REQUIREMENT: Show each line below that contains the word "Worldwide". Case counts.

[Start of SUPPLIED ENTRIES]

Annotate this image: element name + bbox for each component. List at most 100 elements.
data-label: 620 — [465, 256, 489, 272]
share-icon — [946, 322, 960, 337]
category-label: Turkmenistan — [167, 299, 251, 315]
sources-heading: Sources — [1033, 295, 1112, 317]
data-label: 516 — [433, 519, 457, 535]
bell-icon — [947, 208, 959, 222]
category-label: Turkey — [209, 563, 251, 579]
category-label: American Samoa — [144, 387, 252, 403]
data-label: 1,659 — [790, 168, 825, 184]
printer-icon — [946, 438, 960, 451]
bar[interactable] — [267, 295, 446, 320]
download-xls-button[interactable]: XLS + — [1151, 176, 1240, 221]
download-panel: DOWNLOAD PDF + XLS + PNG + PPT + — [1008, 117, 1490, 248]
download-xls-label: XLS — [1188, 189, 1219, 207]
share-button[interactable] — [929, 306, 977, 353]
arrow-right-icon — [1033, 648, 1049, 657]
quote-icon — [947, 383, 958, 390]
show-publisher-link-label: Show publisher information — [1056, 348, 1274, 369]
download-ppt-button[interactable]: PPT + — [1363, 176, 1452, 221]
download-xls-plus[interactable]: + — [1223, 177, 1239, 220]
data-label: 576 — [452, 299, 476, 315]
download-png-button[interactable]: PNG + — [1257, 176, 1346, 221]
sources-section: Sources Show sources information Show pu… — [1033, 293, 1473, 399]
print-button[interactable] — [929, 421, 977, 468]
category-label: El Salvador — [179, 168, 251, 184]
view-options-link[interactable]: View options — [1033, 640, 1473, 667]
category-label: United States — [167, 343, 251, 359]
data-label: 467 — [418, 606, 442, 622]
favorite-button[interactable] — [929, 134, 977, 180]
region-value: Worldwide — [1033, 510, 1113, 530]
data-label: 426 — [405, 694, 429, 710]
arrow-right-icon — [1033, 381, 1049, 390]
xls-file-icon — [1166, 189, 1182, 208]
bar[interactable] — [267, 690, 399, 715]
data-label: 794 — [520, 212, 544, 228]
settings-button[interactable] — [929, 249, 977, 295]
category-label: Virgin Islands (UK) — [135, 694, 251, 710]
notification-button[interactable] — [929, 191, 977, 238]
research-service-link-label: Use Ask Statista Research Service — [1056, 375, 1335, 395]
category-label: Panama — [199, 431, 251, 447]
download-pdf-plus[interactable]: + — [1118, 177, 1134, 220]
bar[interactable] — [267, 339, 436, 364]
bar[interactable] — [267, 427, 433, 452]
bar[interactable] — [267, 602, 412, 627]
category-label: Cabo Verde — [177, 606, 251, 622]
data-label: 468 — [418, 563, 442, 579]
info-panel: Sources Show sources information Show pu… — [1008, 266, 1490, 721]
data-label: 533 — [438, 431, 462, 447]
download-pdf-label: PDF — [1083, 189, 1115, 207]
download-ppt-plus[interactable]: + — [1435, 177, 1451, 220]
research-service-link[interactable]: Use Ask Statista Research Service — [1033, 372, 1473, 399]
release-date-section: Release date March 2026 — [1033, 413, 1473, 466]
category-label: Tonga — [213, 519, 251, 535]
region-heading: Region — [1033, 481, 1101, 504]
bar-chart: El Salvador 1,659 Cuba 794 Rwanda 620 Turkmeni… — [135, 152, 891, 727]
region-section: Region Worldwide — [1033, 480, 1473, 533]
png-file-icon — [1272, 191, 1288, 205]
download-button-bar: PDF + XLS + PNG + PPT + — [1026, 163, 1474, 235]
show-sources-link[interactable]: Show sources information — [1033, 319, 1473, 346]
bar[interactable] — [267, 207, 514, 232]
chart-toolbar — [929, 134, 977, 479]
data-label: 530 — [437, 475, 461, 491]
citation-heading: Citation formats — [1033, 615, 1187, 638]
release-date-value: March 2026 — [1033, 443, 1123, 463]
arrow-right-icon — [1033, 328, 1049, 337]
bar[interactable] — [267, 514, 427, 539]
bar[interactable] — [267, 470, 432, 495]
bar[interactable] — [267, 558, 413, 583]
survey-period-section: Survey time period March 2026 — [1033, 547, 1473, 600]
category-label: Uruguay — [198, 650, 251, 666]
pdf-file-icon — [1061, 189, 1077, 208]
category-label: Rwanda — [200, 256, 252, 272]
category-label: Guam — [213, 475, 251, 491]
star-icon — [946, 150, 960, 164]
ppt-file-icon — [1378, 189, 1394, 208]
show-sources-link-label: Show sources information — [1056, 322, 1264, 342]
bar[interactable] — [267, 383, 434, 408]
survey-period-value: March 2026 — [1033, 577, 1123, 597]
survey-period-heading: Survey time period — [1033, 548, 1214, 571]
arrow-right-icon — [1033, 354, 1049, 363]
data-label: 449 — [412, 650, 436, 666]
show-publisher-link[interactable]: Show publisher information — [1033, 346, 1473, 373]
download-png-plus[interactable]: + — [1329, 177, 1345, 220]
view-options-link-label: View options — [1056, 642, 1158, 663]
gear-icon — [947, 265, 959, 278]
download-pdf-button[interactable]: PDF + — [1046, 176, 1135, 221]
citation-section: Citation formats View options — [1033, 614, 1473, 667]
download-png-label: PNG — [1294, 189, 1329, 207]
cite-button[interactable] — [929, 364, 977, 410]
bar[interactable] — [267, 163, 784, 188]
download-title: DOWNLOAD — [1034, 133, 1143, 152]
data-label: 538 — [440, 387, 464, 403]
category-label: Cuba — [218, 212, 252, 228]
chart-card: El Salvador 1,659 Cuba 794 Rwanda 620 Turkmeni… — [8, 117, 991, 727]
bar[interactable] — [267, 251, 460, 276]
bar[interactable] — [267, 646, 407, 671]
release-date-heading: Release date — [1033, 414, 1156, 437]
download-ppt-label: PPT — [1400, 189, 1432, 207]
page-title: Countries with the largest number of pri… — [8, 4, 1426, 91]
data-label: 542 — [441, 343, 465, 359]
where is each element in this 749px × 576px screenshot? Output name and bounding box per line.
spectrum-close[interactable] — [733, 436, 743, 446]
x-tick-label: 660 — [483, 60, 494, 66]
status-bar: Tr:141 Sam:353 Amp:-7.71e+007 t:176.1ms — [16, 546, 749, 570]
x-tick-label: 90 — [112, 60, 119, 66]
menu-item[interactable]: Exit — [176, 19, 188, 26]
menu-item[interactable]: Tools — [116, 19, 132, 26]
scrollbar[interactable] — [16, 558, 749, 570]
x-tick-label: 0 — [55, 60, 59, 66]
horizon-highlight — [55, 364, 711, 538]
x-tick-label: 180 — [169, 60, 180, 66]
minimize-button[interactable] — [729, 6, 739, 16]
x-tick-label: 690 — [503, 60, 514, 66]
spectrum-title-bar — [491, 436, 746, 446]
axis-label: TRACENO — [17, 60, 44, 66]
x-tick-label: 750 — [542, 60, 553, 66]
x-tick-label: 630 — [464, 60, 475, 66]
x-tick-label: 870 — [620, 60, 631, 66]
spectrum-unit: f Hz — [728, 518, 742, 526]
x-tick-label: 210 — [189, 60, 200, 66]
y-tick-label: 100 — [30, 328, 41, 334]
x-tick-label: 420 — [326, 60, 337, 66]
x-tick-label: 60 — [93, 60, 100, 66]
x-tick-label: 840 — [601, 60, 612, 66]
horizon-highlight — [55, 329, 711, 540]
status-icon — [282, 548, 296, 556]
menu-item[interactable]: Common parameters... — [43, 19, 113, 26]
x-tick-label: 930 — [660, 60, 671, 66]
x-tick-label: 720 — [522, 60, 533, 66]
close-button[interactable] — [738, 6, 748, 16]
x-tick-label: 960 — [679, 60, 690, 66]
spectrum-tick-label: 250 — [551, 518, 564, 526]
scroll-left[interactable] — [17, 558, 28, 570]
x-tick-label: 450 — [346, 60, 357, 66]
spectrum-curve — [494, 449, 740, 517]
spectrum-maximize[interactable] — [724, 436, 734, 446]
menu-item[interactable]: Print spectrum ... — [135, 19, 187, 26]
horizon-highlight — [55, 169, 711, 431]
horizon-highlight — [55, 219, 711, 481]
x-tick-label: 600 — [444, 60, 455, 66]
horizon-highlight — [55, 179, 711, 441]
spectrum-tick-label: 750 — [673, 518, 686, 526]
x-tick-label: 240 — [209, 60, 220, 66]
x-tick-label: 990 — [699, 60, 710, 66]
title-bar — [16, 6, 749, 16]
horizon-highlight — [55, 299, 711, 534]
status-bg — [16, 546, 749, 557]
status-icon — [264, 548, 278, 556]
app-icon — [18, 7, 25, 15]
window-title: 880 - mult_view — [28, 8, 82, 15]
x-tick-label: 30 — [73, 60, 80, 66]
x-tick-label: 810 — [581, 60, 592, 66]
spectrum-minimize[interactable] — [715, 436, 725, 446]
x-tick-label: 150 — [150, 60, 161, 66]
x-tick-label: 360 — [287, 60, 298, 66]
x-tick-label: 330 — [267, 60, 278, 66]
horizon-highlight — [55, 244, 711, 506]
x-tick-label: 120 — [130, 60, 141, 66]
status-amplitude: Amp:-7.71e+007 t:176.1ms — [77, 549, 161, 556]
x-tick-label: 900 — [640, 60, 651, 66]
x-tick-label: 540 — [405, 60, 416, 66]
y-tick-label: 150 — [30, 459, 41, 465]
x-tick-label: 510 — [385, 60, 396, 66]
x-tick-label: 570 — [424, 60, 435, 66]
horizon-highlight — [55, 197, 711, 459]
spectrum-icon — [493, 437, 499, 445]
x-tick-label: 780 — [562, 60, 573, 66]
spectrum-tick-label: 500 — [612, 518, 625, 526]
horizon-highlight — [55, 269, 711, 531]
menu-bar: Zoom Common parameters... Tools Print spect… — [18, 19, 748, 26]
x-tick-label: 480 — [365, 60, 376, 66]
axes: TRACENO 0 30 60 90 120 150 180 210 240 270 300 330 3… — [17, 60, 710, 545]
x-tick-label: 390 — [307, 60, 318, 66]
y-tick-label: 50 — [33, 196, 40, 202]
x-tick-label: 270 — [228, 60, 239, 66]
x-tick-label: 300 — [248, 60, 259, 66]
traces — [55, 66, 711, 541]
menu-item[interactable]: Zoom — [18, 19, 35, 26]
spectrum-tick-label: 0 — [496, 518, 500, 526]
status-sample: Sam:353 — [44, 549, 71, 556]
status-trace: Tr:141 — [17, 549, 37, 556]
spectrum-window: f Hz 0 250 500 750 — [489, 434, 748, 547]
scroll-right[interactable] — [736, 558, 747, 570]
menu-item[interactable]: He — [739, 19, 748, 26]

[End of SUPPLIED ENTRIES]

IN RESPONSE:
region-value: Worldwide — [1033, 510, 1113, 530]
region-section: Region Worldwide — [1033, 480, 1473, 533]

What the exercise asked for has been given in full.